Exercise: Reproduce all lines of the listing below in which the word "name" occurs.
=== Extracted data ===
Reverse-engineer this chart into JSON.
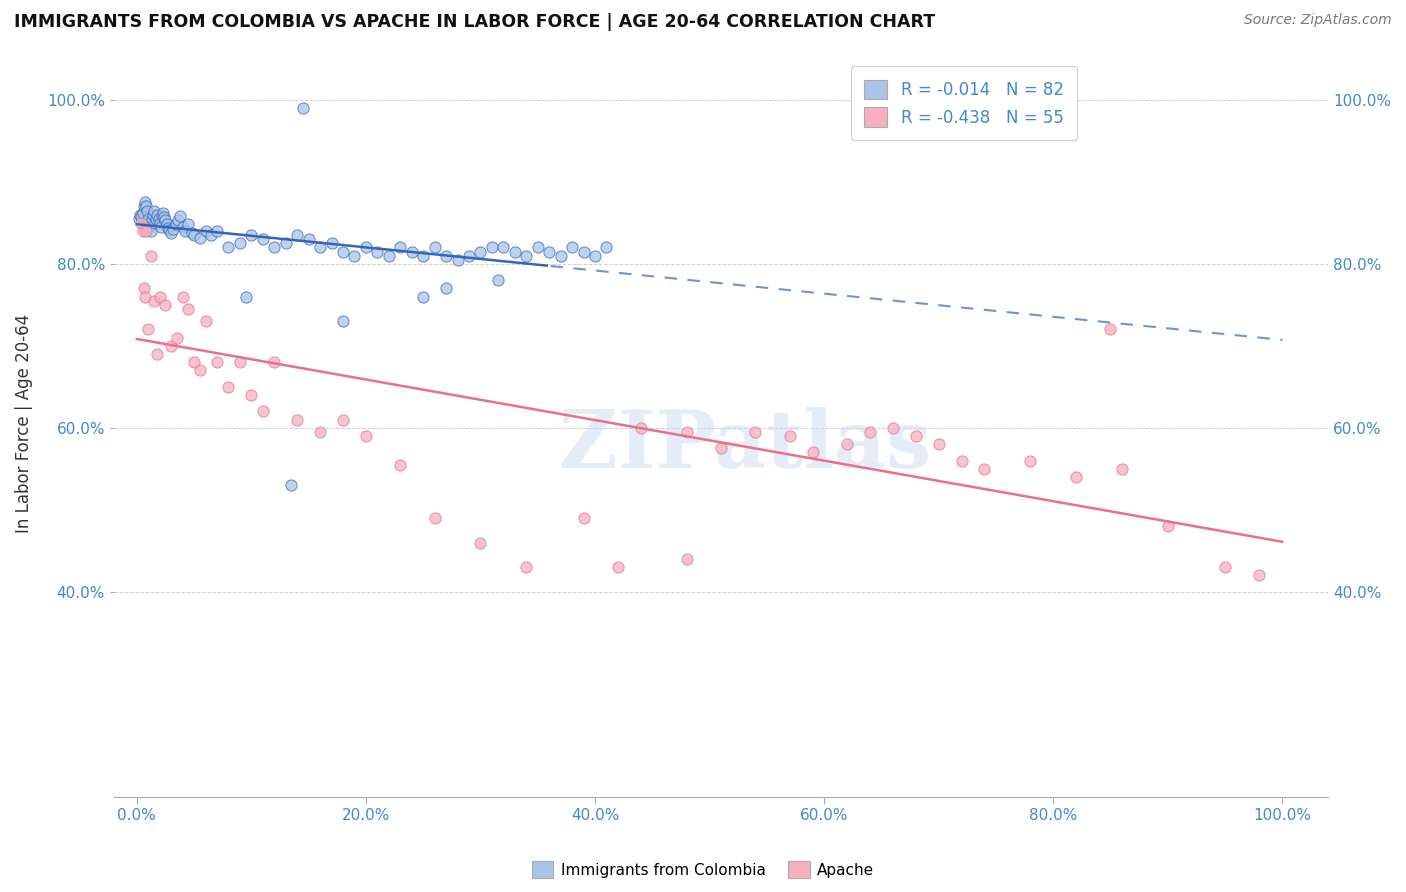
{
  "title": "IMMIGRANTS FROM COLOMBIA VS APACHE IN LABOR FORCE | AGE 20-64 CORRELATION CHART",
  "source": "Source: ZipAtlas.com",
  "ylabel": "In Labor Force | Age 20-64",
  "xlim": [
    -0.02,
    1.04
  ],
  "ylim": [
    0.15,
    1.06
  ],
  "yticks": [
    0.4,
    0.6,
    0.8,
    1.0
  ],
  "xticks": [
    0.0,
    0.2,
    0.4,
    0.6,
    0.8,
    1.0
  ],
  "xtick_labels": [
    "0.0%",
    "20.0%",
    "40.0%",
    "60.0%",
    "80.0%",
    "100.0%"
  ],
  "ytick_labels": [
    "40.0%",
    "60.0%",
    "80.0%",
    "100.0%"
  ],
  "colombia_color": "#aac4e8",
  "apache_color": "#f5afc0",
  "trend_colombia_color": "#3366bb",
  "trend_apache_color": "#e8708a",
  "background_color": "#ffffff",
  "watermark": "ZIPatlas",
  "colombia_x": [
    0.002,
    0.003,
    0.004,
    0.005,
    0.006,
    0.007,
    0.008,
    0.009,
    0.01,
    0.011,
    0.012,
    0.013,
    0.014,
    0.015,
    0.016,
    0.017,
    0.018,
    0.019,
    0.02,
    0.021,
    0.022,
    0.023,
    0.024,
    0.025,
    0.026,
    0.027,
    0.028,
    0.03,
    0.032,
    0.034,
    0.036,
    0.038,
    0.04,
    0.042,
    0.045,
    0.048,
    0.05,
    0.055,
    0.06,
    0.065,
    0.07,
    0.08,
    0.09,
    0.1,
    0.11,
    0.12,
    0.13,
    0.14,
    0.15,
    0.16,
    0.17,
    0.18,
    0.19,
    0.2,
    0.21,
    0.22,
    0.23,
    0.24,
    0.25,
    0.26,
    0.27,
    0.28,
    0.29,
    0.3,
    0.31,
    0.32,
    0.33,
    0.34,
    0.35,
    0.36,
    0.37,
    0.38,
    0.39,
    0.4,
    0.25,
    0.18,
    0.135,
    0.095,
    0.315,
    0.27,
    0.41,
    0.145
  ],
  "colombia_y": [
    0.855,
    0.86,
    0.858,
    0.862,
    0.87,
    0.875,
    0.87,
    0.865,
    0.855,
    0.845,
    0.84,
    0.855,
    0.86,
    0.865,
    0.85,
    0.855,
    0.86,
    0.855,
    0.85,
    0.845,
    0.858,
    0.862,
    0.857,
    0.853,
    0.848,
    0.844,
    0.841,
    0.838,
    0.843,
    0.848,
    0.853,
    0.858,
    0.845,
    0.84,
    0.848,
    0.838,
    0.835,
    0.832,
    0.84,
    0.835,
    0.84,
    0.82,
    0.825,
    0.835,
    0.83,
    0.82,
    0.825,
    0.835,
    0.83,
    0.82,
    0.825,
    0.815,
    0.81,
    0.82,
    0.815,
    0.81,
    0.82,
    0.815,
    0.81,
    0.82,
    0.81,
    0.805,
    0.81,
    0.815,
    0.82,
    0.82,
    0.815,
    0.81,
    0.82,
    0.815,
    0.81,
    0.82,
    0.815,
    0.81,
    0.76,
    0.73,
    0.53,
    0.76,
    0.78,
    0.77,
    0.82,
    0.99
  ],
  "apache_x": [
    0.004,
    0.005,
    0.006,
    0.007,
    0.008,
    0.01,
    0.012,
    0.015,
    0.018,
    0.02,
    0.025,
    0.03,
    0.035,
    0.04,
    0.045,
    0.05,
    0.055,
    0.06,
    0.07,
    0.08,
    0.09,
    0.1,
    0.11,
    0.12,
    0.14,
    0.16,
    0.18,
    0.2,
    0.23,
    0.26,
    0.3,
    0.34,
    0.39,
    0.44,
    0.48,
    0.51,
    0.54,
    0.57,
    0.59,
    0.62,
    0.64,
    0.66,
    0.68,
    0.7,
    0.72,
    0.74,
    0.78,
    0.82,
    0.86,
    0.9,
    0.95,
    0.98,
    0.48,
    0.42,
    0.85
  ],
  "apache_y": [
    0.85,
    0.84,
    0.77,
    0.76,
    0.84,
    0.72,
    0.81,
    0.755,
    0.69,
    0.76,
    0.75,
    0.7,
    0.71,
    0.76,
    0.745,
    0.68,
    0.67,
    0.73,
    0.68,
    0.65,
    0.68,
    0.64,
    0.62,
    0.68,
    0.61,
    0.595,
    0.61,
    0.59,
    0.555,
    0.49,
    0.46,
    0.43,
    0.49,
    0.6,
    0.595,
    0.575,
    0.595,
    0.59,
    0.57,
    0.58,
    0.595,
    0.6,
    0.59,
    0.58,
    0.56,
    0.55,
    0.56,
    0.54,
    0.55,
    0.48,
    0.43,
    0.42,
    0.44,
    0.43,
    0.72
  ]
}
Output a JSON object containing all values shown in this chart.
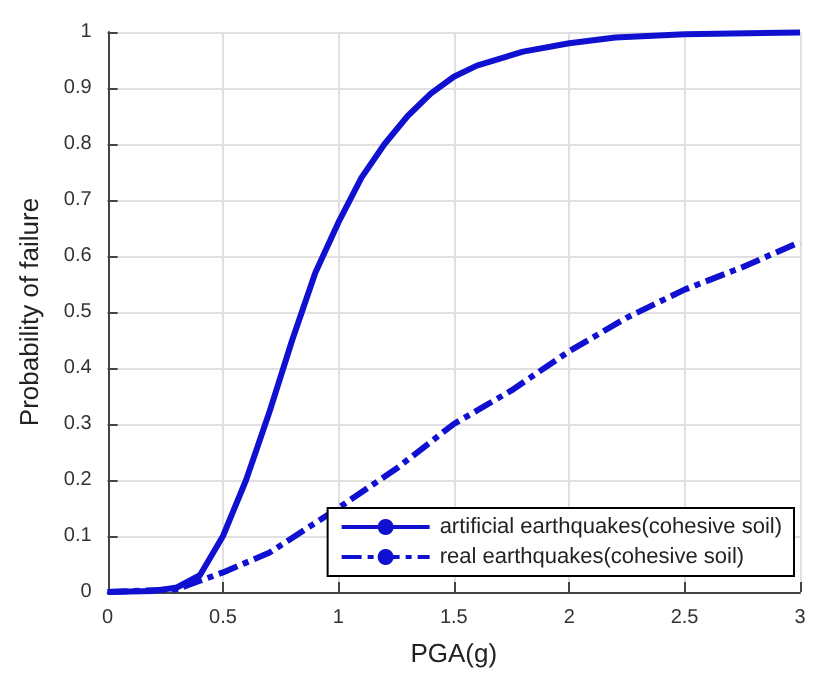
{
  "chart_data": {
    "type": "line",
    "xlabel": "PGA(g)",
    "ylabel": "Probability of failure",
    "xlim": [
      0,
      3
    ],
    "xticks": [
      0,
      0.5,
      1,
      1.5,
      2,
      2.5,
      3
    ],
    "ylim": [
      0,
      1
    ],
    "yticks": [
      0,
      0.1,
      0.2,
      0.3,
      0.4,
      0.5,
      0.6,
      0.7,
      0.8,
      0.9,
      1
    ],
    "grid": true,
    "legend": "bottom right",
    "marker": "none",
    "series": [
      {
        "name": "artificial earthquakes(cohesive soil)",
        "color": "#1010d0",
        "line_style": "solid",
        "x": [
          0,
          0.2,
          0.3,
          0.4,
          0.5,
          0.6,
          0.7,
          0.8,
          0.9,
          1.0,
          1.1,
          1.2,
          1.3,
          1.4,
          1.5,
          1.6,
          1.8,
          2.0,
          2.2,
          2.5,
          3.0
        ],
        "values": [
          0,
          0.002,
          0.008,
          0.03,
          0.1,
          0.2,
          0.32,
          0.45,
          0.57,
          0.66,
          0.74,
          0.8,
          0.85,
          0.89,
          0.92,
          0.94,
          0.965,
          0.98,
          0.99,
          0.996,
          0.999
        ]
      },
      {
        "name": "real earthquakes(cohesive soil)",
        "color": "#1010d0",
        "line_style": "dashed",
        "x": [
          0,
          0.3,
          0.4,
          0.5,
          0.7,
          1.0,
          1.25,
          1.5,
          1.75,
          2.0,
          2.25,
          2.5,
          2.75,
          3.0
        ],
        "values": [
          0,
          0.005,
          0.02,
          0.035,
          0.07,
          0.15,
          0.22,
          0.3,
          0.36,
          0.43,
          0.49,
          0.54,
          0.58,
          0.625
        ]
      }
    ]
  }
}
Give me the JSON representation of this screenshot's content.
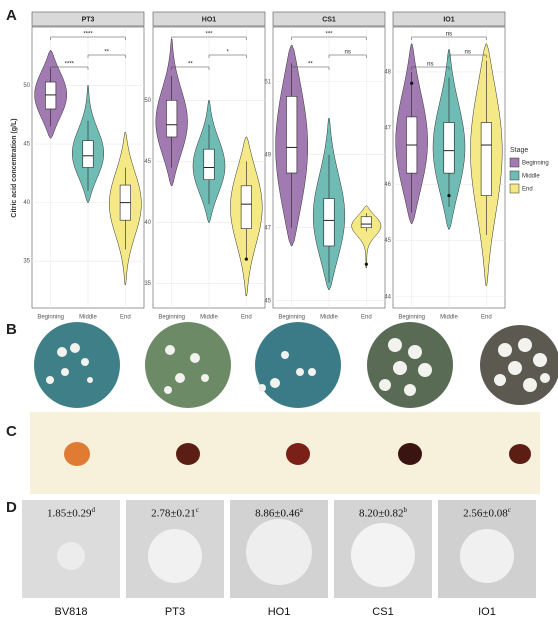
===
Written response:
        "name": "artificial earthquakes(cohesive soil)",
        "name": "real earthquakes(cohesive soil)",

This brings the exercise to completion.